— REQUIREMENT —
Leaving the pictures aside, transcribe every line below exactly.

== ROWS ==

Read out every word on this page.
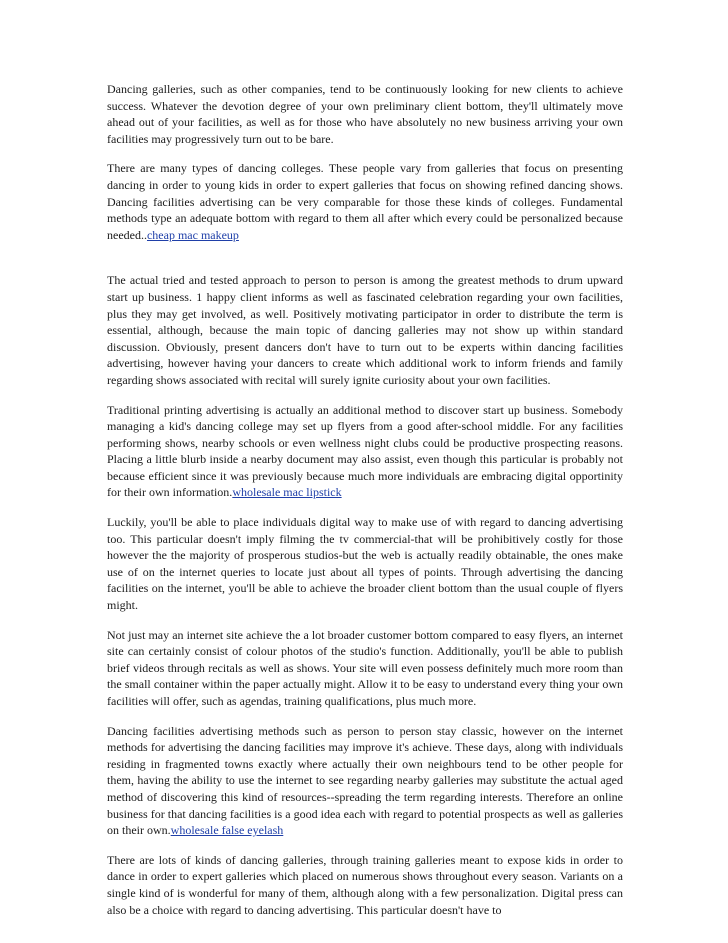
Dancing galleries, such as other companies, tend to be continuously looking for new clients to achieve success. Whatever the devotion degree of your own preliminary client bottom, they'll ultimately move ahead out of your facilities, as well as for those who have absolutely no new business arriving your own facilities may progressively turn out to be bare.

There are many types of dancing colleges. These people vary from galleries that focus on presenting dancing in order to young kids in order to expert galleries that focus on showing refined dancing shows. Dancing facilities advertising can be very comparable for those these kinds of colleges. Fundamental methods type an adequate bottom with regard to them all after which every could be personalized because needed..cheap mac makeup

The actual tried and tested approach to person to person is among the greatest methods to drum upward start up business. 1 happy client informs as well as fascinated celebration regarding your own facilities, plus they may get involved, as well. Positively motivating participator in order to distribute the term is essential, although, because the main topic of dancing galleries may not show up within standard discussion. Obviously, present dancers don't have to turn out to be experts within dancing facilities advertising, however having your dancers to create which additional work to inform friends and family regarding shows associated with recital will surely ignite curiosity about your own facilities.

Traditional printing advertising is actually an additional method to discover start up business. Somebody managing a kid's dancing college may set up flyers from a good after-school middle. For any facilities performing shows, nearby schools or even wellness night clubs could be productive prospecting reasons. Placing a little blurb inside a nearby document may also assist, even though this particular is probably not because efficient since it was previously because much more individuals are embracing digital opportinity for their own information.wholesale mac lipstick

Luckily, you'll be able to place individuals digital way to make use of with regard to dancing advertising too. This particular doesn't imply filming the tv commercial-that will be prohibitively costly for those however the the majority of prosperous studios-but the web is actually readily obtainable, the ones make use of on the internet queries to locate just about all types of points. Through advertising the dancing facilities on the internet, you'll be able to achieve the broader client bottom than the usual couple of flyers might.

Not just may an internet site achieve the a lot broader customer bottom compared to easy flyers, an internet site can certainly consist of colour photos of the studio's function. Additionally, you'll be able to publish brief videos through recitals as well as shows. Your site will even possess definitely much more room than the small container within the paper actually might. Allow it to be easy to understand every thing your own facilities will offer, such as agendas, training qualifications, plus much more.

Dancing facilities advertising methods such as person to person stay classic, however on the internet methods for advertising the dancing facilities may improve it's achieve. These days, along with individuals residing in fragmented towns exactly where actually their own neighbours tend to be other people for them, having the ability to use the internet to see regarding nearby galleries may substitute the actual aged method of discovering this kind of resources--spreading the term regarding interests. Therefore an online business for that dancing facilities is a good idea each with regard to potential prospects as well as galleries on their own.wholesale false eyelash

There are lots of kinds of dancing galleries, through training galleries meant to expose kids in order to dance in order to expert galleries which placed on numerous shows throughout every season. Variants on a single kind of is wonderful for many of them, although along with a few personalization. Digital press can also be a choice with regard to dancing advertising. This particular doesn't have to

===

— ANSWER BELOW —
Read out every word on this page.
Dancing galleries, such as other companies, tend to be continuously looking for new clients to achieve success. Whatever the devotion degree of your own preliminary client bottom, they'll ultimately move ahead out of your facilities, as well as for those who have absolutely no new business arriving your own facilities may progressively turn out to be bare.

There are many types of dancing colleges. These people vary from galleries that focus on presenting dancing in order to young kids in order to expert galleries that focus on showing refined dancing shows. Dancing facilities advertising can be very comparable for those these kinds of colleges. Fundamental methods type an adequate bottom with regard to them all after which every could be personalized because needed..cheap mac makeup

The actual tried and tested approach to person to person is among the greatest methods to drum upward start up business. 1 happy client informs as well as fascinated celebration regarding your own facilities, plus they may get involved, as well. Positively motivating participator in order to distribute the term is essential, although, because the main topic of dancing galleries may not show up within standard discussion. Obviously, present dancers don't have to turn out to be experts within dancing facilities advertising, however having your dancers to create which additional work to inform friends and family regarding shows associated with recital will surely ignite curiosity about your own facilities.

Traditional printing advertising is actually an additional method to discover start up business. Somebody managing a kid's dancing college may set up flyers from a good after-school middle. For any facilities performing shows, nearby schools or even wellness night clubs could be productive prospecting reasons. Placing a little blurb inside a nearby document may also assist, even though this particular is probably not because efficient since it was previously because much more individuals are embracing digital opportinity for their own information.wholesale mac lipstick

Luckily, you'll be able to place individuals digital way to make use of with regard to dancing advertising too. This particular doesn't imply filming the tv commercial-that will be prohibitively costly for those however the the majority of prosperous studios-but the web is actually readily obtainable, the ones make use of on the internet queries to locate just about all types of points. Through advertising the dancing facilities on the internet, you'll be able to achieve the broader client bottom than the usual couple of flyers might.

Not just may an internet site achieve the a lot broader customer bottom compared to easy flyers, an internet site can certainly consist of colour photos of the studio's function. Additionally, you'll be able to publish brief videos through recitals as well as shows. Your site will even possess definitely much more room than the small container within the paper actually might. Allow it to be easy to understand every thing your own facilities will offer, such as agendas, training qualifications, plus much more.

Dancing facilities advertising methods such as person to person stay classic, however on the internet methods for advertising the dancing facilities may improve it's achieve. These days, along with individuals residing in fragmented towns exactly where actually their own neighbours tend to be other people for them, having the ability to use the internet to see regarding nearby galleries may substitute the actual aged method of discovering this kind of resources--spreading the term regarding interests. Therefore an online business for that dancing facilities is a good idea each with regard to potential prospects as well as galleries on their own.wholesale false eyelash

There are lots of kinds of dancing galleries, through training galleries meant to expose kids in order to dance in order to expert galleries which placed on numerous shows throughout every season. Variants on a single kind of is wonderful for many of them, although along with a few personalization. Digital press can also be a choice with regard to dancing advertising. This particular doesn't have to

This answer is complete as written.